### Record excerpts
^^^^
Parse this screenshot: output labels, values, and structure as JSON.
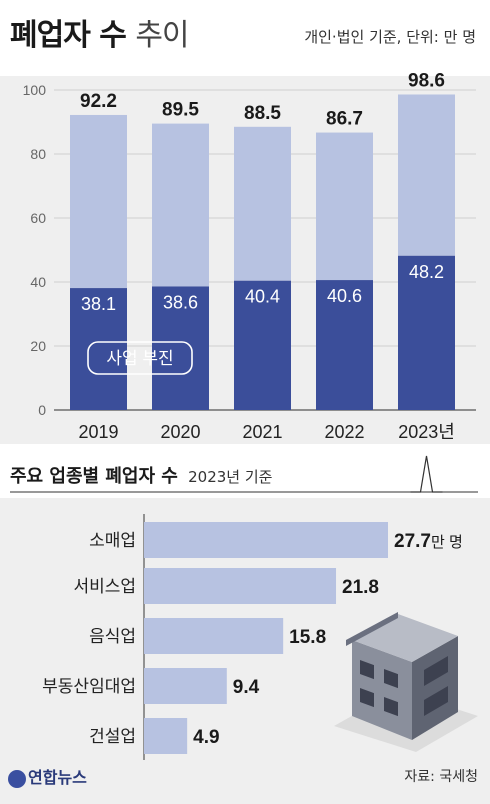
{
  "title": {
    "bold": "폐업자 수",
    "light": "추이"
  },
  "unit_note": "개인·법인 기준, 단위: 만 명",
  "subtitle": {
    "bold": "주요 업종별 폐업자 수",
    "basis": "2023년 기준"
  },
  "logo": "연합뉴스",
  "source": "자료: 국세청",
  "colors": {
    "total_bar": "#b7c2e1",
    "business_slump_bar": "#3b4e9a",
    "industry_bar": "#b7c2e1",
    "panel_bg": "#efefef"
  },
  "chart_data": [
    {
      "type": "bar",
      "stacked": true,
      "categories": [
        "2019",
        "2020",
        "2021",
        "2022",
        "2023년"
      ],
      "ylim": [
        0,
        100
      ],
      "yticks": [
        0,
        20,
        40,
        60,
        80,
        100
      ],
      "grid": true,
      "series": [
        {
          "name": "사업 부진",
          "values": [
            38.1,
            38.6,
            40.4,
            40.6,
            48.2
          ]
        },
        {
          "name": "",
          "values": [
            54.1,
            50.9,
            48.1,
            46.1,
            50.4
          ]
        }
      ],
      "totals": [
        92.2,
        89.5,
        88.5,
        86.7,
        98.6
      ]
    },
    {
      "type": "bar",
      "orientation": "horizontal",
      "categories": [
        "소매업",
        "서비스업",
        "음식업",
        "부동산임대업",
        "건설업"
      ],
      "values": [
        27.7,
        21.8,
        15.8,
        9.4,
        4.9
      ],
      "first_value_unit": "만 명"
    }
  ]
}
^^^^
### Objective
Reproduce every line exactly and omit all pictures.

### The result
Parse this screenshot: output labels, values, and structure as JSON.
{
  "title": {
    "bold": "폐업자 수",
    "light": "추이"
  },
  "unit_note": "개인·법인 기준, 단위: 만 명",
  "subtitle": {
    "bold": "주요 업종별 폐업자 수",
    "basis": "2023년 기준"
  },
  "logo": "연합뉴스",
  "source": "자료: 국세청",
  "colors": {
    "total_bar": "#b7c2e1",
    "business_slump_bar": "#3b4e9a",
    "industry_bar": "#b7c2e1",
    "panel_bg": "#efefef"
  },
  "chart_data": [
    {
      "type": "bar",
      "stacked": true,
      "categories": [
        "2019",
        "2020",
        "2021",
        "2022",
        "2023년"
      ],
      "ylim": [
        0,
        100
      ],
      "yticks": [
        0,
        20,
        40,
        60,
        80,
        100
      ],
      "grid": true,
      "series": [
        {
          "name": "사업 부진",
          "values": [
            38.1,
            38.6,
            40.4,
            40.6,
            48.2
          ]
        },
        {
          "name": "",
          "values": [
            54.1,
            50.9,
            48.1,
            46.1,
            50.4
          ]
        }
      ],
      "totals": [
        92.2,
        89.5,
        88.5,
        86.7,
        98.6
      ]
    },
    {
      "type": "bar",
      "orientation": "horizontal",
      "categories": [
        "소매업",
        "서비스업",
        "음식업",
        "부동산임대업",
        "건설업"
      ],
      "values": [
        27.7,
        21.8,
        15.8,
        9.4,
        4.9
      ],
      "first_value_unit": "만 명"
    }
  ]
}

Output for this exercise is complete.